▶ **Task instructions**: Your job is to restate each entry word for word.

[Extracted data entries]
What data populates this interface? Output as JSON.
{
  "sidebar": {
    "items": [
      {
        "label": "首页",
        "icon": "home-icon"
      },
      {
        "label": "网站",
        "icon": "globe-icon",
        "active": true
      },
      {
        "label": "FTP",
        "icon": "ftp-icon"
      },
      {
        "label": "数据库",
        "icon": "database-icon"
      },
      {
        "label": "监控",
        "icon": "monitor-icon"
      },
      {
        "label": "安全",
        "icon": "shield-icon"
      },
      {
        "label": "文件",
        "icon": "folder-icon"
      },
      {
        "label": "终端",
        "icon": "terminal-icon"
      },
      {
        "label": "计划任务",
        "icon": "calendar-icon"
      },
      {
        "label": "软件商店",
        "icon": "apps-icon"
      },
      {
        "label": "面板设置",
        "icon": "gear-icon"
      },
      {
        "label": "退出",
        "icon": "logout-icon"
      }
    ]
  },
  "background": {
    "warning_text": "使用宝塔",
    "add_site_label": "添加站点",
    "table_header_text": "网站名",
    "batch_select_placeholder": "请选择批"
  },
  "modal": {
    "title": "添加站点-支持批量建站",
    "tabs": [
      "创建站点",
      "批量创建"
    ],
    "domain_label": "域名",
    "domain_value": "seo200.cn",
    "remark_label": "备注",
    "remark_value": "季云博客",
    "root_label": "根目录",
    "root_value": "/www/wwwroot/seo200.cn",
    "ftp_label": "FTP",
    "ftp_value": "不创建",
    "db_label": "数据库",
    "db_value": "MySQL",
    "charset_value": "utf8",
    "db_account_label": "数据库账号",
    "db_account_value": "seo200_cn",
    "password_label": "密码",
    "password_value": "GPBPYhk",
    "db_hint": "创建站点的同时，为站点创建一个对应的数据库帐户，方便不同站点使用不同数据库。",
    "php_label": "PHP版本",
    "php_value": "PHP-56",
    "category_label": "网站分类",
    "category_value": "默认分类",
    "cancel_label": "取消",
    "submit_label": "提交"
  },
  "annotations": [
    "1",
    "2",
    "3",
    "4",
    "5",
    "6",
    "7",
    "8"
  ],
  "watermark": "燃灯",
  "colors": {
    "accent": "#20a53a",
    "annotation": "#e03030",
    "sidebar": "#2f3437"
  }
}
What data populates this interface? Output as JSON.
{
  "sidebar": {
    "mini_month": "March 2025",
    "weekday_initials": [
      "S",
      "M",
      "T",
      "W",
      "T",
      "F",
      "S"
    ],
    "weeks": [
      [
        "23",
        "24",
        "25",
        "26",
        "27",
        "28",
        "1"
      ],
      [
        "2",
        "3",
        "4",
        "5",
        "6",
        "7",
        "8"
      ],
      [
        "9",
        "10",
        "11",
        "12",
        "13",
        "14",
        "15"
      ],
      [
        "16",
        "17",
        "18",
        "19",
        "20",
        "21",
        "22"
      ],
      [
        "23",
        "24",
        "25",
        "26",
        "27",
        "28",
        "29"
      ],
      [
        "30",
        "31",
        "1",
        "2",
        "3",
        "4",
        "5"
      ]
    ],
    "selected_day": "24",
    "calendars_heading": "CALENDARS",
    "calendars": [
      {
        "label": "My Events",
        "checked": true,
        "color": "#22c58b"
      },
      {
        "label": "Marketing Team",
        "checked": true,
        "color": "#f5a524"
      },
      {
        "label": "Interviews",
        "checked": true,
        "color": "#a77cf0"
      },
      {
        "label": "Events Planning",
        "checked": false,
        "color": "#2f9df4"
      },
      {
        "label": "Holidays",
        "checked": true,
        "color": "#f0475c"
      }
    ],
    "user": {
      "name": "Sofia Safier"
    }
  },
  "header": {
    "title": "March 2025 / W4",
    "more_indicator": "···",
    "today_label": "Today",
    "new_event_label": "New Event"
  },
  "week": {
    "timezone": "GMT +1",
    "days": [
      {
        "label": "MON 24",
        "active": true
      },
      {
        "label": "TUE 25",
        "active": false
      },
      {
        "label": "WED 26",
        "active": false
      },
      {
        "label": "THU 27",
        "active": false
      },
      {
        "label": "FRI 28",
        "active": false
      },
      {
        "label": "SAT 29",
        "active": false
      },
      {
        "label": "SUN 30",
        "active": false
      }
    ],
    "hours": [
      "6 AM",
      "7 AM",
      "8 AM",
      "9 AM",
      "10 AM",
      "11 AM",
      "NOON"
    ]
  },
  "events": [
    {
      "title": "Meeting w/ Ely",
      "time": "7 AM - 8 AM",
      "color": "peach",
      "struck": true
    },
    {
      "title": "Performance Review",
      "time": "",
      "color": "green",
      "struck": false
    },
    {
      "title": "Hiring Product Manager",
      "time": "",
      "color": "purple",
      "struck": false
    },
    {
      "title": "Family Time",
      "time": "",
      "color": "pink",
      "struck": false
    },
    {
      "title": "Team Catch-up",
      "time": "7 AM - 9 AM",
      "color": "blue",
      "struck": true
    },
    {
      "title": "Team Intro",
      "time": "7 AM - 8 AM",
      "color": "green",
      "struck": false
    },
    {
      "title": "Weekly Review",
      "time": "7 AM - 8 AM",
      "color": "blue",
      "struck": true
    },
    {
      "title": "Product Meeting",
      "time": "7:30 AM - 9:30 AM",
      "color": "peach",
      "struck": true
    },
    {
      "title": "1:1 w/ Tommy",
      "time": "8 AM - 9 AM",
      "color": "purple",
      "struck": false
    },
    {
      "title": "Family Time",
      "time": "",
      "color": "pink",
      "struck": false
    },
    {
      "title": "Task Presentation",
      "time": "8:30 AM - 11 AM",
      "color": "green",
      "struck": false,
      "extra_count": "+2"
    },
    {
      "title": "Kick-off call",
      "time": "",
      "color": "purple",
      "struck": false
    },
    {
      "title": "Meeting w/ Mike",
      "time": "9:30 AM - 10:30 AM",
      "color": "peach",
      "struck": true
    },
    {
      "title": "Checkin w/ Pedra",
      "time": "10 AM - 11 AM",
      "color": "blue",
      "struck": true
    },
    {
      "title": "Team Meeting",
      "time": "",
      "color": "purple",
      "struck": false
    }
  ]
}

▶ **In response**:
What data populates this interface? Output as JSON.
{
  "sidebar": {
    "items": [
      {
        "label": "首页",
        "icon": "home-icon"
      },
      {
        "label": "网站",
        "icon": "globe-icon",
        "active": true
      },
      {
        "label": "FTP",
        "icon": "ftp-icon"
      },
      {
        "label": "数据库",
        "icon": "database-icon"
      },
      {
        "label": "监控",
        "icon": "monitor-icon"
      },
      {
        "label": "安全",
        "icon": "shield-icon"
      },
      {
        "label": "文件",
        "icon": "folder-icon"
      },
      {
        "label": "终端",
        "icon": "terminal-icon"
      },
      {
        "label": "计划任务",
        "icon": "calendar-icon"
      },
      {
        "label": "软件商店",
        "icon": "apps-icon"
      },
      {
        "label": "面板设置",
        "icon": "gear-icon"
      },
      {
        "label": "退出",
        "icon": "logout-icon"
      }
    ]
  },
  "background": {
    "warning_text": "使用宝塔",
    "add_site_label": "添加站点",
    "table_header_text": "网站名",
    "batch_select_placeholder": "请选择批"
  },
  "modal": {
    "title": "添加站点-支持批量建站",
    "tabs": [
      "创建站点",
      "批量创建"
    ],
    "domain_label": "域名",
    "domain_value": "seo200.cn",
    "remark_label": "备注",
    "remark_value": "季云博客",
    "root_label": "根目录",
    "root_value": "/www/wwwroot/seo200.cn",
    "ftp_label": "FTP",
    "ftp_value": "不创建",
    "db_label": "数据库",
    "db_value": "MySQL",
    "charset_value": "utf8",
    "db_account_label": "数据库账号",
    "db_account_value": "seo200_cn",
    "password_label": "密码",
    "password_value": "GPBPYhk",
    "db_hint": "创建站点的同时，为站点创建一个对应的数据库帐户，方便不同站点使用不同数据库。",
    "php_label": "PHP版本",
    "php_value": "PHP-56",
    "category_label": "网站分类",
    "category_value": "默认分类",
    "cancel_label": "取消",
    "submit_label": "提交"
  },
  "annotations": [
    "1",
    "2",
    "3",
    "4",
    "5",
    "6",
    "7",
    "8"
  ],
  "watermark": "燃灯",
  "colors": {
    "accent": "#20a53a",
    "annotation": "#e03030",
    "sidebar": "#2f3437"
  }
}
What data populates this interface? Output as JSON.
{
  "sidebar": {
    "mini_month": "March 2025",
    "weekday_initials": [
      "S",
      "M",
      "T",
      "W",
      "T",
      "F",
      "S"
    ],
    "weeks": [
      [
        "23",
        "24",
        "25",
        "26",
        "27",
        "28",
        "1"
      ],
      [
        "2",
        "3",
        "4",
        "5",
        "6",
        "7",
        "8"
      ],
      [
        "9",
        "10",
        "11",
        "12",
        "13",
        "14",
        "15"
      ],
      [
        "16",
        "17",
        "18",
        "19",
        "20",
        "21",
        "22"
      ],
      [
        "23",
        "24",
        "25",
        "26",
        "27",
        "28",
        "29"
      ],
      [
        "30",
        "31",
        "1",
        "2",
        "3",
        "4",
        "5"
      ]
    ],
    "selected_day": "24",
    "calendars_heading": "CALENDARS",
    "calendars": [
      {
        "label": "My Events",
        "checked": true,
        "color": "#22c58b"
      },
      {
        "label": "Marketing Team",
        "checked": true,
        "color": "#f5a524"
      },
      {
        "label": "Interviews",
        "checked": true,
        "color": "#a77cf0"
      },
      {
        "label": "Events Planning",
        "checked": false,
        "color": "#2f9df4"
      },
      {
        "label": "Holidays",
        "checked": true,
        "color": "#f0475c"
      }
    ],
    "user": {
      "name": "Sofia Safier"
    }
  },
  "header": {
    "title": "March 2025 / W4",
    "more_indicator": "···",
    "today_label": "Today",
    "new_event_label": "New Event"
  },
  "week": {
    "timezone": "GMT +1",
    "days": [
      {
        "label": "MON 24",
        "active": true
      },
      {
        "label": "TUE 25",
        "active": false
      },
      {
        "label": "WED 26",
        "active": false
      },
      {
        "label": "THU 27",
        "active": false
      },
      {
        "label": "FRI 28",
        "active": false
      },
      {
        "label": "SAT 29",
        "active": false
      },
      {
        "label": "SUN 30",
        "active": false
      }
    ],
    "hours": [
      "6 AM",
      "7 AM",
      "8 AM",
      "9 AM",
      "10 AM",
      "11 AM",
      "NOON"
    ]
  },
  "events": [
    {
      "title": "Meeting w/ Ely",
      "time": "7 AM - 8 AM",
      "color": "peach",
      "struck": true
    },
    {
      "title": "Performance Review",
      "time": "",
      "color": "green",
      "struck": false
    },
    {
      "title": "Hiring Product Manager",
      "time": "",
      "color": "purple",
      "struck": false
    },
    {
      "title": "Family Time",
      "time": "",
      "color": "pink",
      "struck": false
    },
    {
      "title": "Team Catch-up",
      "time": "7 AM - 9 AM",
      "color": "blue",
      "struck": true
    },
    {
      "title": "Team Intro",
      "time": "7 AM - 8 AM",
      "color": "green",
      "struck": false
    },
    {
      "title": "Weekly Review",
      "time": "7 AM - 8 AM",
      "color": "blue",
      "struck": true
    },
    {
      "title": "Product Meeting",
      "time": "7:30 AM - 9:30 AM",
      "color": "peach",
      "struck": true
    },
    {
      "title": "1:1 w/ Tommy",
      "time": "8 AM - 9 AM",
      "color": "purple",
      "struck": false
    },
    {
      "title": "Family Time",
      "time": "",
      "color": "pink",
      "struck": false
    },
    {
      "title": "Task Presentation",
      "time": "8:30 AM - 11 AM",
      "color": "green",
      "struck": false,
      "extra_count": "+2"
    },
    {
      "title": "Kick-off call",
      "time": "",
      "color": "purple",
      "struck": false
    },
    {
      "title": "Meeting w/ Mike",
      "time": "9:30 AM - 10:30 AM",
      "color": "peach",
      "struck": true
    },
    {
      "title": "Checkin w/ Pedra",
      "time": "10 AM - 11 AM",
      "color": "blue",
      "struck": true
    },
    {
      "title": "Team Meeting",
      "time": "",
      "color": "purple",
      "struck": false
    }
  ]
}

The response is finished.